BEGIN Document text
Amazon’s Healthcare Plans Include Insurance, AI Utility

Amazon Healthcare Includes Insurance, AI Utility

Ever since Amazon turned its gaze to healthcare, questions about the eCommerce operator’s plans and intentions have outnumbered answers. That’s still true, and may remain so for the time being, but this week new details emerged that, at the least, is shedding light on Amazon’s healthcare vision.

Okay, enough teasing.

Here’s the scoop, courtesy of court testimony: Amazon wants to, in the words of The Wall Street Journal, “redesign health insurance.” And that’s only one possible aim — others involve using artificial intelligence to improve diagnoses and the overall patient experience, but we’ll get to that in a bit.

Among the biggest ongoing mysteries for even the most sophisticated Amazon watchers is the specific purpose of the independent healthcare company that includes Amazon, Berkshire Hathaway and JPMorgan Chase, a venture that was announced last year. Thanks to a lawsuit and unsealed court testimony over a non-compete clause involving a United Healthcare executive who joined that Amazon-backed venture, at least one of the goals of the venture — which still has no official public name — has emerged.

The testimony from Jack Stoddard, COO of the venture, said the three companies want to see if they “can reinvent what insurance looks like in terms of benefit design,” according to the newspaper, whose parent company sued to make the testimony public. “He said workers are often confused about what their plans cover. Employers could try different approaches and see what works, he suggested.”
END Document text
▸ **Goal of the exercise**
In the article on Amazon's healthcare plans, start at the words "Here’s the scoop, courtesy" and stop after "that in a bit.". Give that part again, changing "artificial intelligence" to "AI". The lines that come next are taken from a different source than the article.
BEGIN Data shown
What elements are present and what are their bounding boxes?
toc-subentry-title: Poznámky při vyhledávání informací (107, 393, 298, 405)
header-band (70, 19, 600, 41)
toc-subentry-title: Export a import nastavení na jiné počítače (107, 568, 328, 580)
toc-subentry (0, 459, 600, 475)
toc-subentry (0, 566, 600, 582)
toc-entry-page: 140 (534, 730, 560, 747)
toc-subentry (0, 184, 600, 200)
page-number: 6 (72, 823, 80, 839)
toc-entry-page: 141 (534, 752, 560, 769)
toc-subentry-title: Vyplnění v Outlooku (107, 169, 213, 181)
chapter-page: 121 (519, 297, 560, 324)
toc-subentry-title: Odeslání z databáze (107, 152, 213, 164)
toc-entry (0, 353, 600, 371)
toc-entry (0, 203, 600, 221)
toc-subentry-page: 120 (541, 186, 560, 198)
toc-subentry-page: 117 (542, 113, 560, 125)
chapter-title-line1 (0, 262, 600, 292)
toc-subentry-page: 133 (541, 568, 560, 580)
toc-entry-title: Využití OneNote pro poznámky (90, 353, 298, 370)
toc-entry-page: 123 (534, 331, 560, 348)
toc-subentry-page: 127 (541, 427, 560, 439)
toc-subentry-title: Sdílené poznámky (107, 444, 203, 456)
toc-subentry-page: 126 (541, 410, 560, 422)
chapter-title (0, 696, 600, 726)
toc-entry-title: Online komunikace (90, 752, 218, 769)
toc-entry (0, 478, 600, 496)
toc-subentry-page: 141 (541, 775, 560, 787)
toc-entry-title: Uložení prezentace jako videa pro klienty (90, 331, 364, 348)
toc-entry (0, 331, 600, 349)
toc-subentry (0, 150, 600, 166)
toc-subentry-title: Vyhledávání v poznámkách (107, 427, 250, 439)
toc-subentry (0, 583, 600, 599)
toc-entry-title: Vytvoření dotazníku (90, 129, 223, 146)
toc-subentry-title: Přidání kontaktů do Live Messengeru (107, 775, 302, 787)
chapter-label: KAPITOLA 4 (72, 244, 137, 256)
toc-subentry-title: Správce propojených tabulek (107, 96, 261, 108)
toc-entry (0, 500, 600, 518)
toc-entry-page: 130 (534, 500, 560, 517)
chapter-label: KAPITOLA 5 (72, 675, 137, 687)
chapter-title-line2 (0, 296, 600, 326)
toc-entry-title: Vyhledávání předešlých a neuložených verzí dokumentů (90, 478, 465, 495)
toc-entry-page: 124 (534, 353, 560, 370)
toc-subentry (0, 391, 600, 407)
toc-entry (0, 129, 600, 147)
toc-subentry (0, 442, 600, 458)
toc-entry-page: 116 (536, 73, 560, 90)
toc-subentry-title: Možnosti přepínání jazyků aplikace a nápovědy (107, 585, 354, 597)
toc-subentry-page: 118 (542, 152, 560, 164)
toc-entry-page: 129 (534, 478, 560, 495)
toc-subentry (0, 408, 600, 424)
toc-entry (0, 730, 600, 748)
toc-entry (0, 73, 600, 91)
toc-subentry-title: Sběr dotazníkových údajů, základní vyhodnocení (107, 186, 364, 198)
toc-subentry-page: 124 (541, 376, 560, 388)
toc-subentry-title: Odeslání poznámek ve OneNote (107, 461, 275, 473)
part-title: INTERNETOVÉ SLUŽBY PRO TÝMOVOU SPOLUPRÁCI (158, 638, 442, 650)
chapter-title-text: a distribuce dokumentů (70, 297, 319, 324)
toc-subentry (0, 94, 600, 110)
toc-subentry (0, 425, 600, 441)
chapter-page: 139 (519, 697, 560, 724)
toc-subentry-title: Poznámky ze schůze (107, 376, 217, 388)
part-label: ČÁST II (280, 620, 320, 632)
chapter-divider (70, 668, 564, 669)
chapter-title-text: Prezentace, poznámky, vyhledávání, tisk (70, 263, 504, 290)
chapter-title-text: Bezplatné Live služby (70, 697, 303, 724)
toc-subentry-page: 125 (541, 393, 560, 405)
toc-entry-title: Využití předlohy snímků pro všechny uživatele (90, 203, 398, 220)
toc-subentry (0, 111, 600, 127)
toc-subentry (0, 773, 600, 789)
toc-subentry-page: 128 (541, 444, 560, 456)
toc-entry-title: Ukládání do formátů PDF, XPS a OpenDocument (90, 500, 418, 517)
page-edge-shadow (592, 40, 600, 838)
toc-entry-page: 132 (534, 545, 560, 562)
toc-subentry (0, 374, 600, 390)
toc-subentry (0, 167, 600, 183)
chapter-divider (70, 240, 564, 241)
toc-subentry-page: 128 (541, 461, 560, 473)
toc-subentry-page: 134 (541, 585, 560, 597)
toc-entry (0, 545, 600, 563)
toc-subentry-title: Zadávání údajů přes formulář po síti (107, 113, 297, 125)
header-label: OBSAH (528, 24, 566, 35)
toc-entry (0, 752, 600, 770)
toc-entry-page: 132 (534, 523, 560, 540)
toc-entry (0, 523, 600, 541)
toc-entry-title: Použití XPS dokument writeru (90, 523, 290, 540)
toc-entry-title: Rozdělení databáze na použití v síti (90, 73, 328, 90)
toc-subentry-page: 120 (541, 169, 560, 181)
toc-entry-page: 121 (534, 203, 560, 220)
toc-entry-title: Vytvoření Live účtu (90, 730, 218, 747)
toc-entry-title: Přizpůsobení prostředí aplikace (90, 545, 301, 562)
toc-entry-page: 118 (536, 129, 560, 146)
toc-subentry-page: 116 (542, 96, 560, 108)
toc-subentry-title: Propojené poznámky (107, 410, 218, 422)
END Data shown
▸ **Output**
Here’s the scoop, courtesy of court testimony: Amazon wants to, in the words of The Wall Street Journal, “redesign health insurance.” And that’s only one possible aim — others involve using AI to improve diagnoses and the overall patient experience, but we’ll get to that in a bit.